▸ **Set problem**
Repeat the data word for word. Do not include the pictures.

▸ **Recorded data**

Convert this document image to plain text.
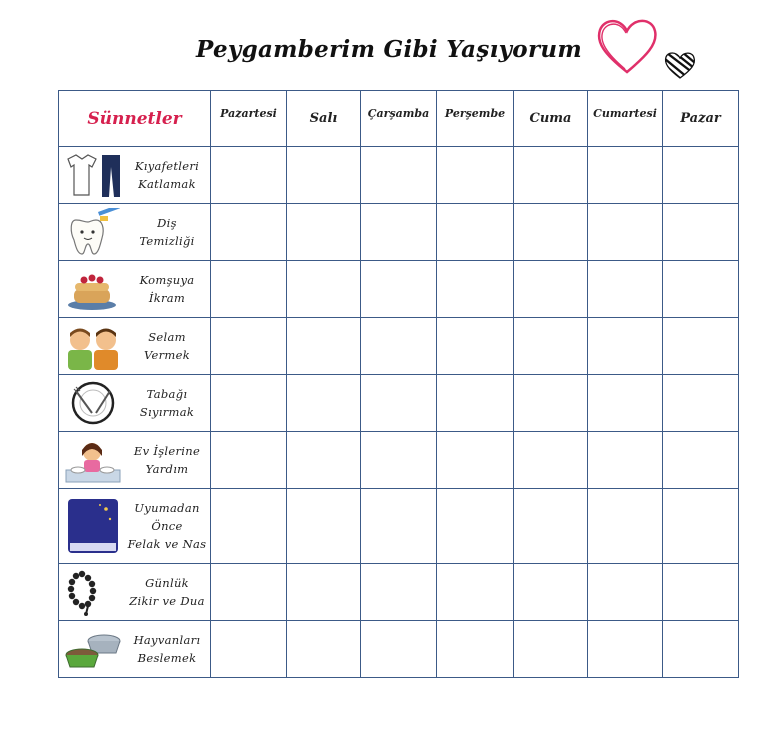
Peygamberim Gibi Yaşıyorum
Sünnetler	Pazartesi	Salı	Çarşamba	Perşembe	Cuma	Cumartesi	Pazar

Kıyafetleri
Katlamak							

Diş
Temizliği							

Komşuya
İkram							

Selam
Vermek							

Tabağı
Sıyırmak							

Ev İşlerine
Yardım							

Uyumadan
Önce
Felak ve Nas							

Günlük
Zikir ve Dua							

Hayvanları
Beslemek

▸ **Full output**
Convert this document image to plain text.
Peygamberim Gibi Yaşıyorum
Sünnetler	Pazartesi	Salı	Çarşamba	Perşembe	Cuma	Cumartesi	Pazar

Kıyafetleri
Katlamak							

Diş
Temizliği							

Komşuya
İkram							

Selam
Vermek							

Tabağı
Sıyırmak							

Ev İşlerine
Yardım							

Uyumadan
Önce
Felak ve Nas							

Günlük
Zikir ve Dua							

Hayvanları
Beslemek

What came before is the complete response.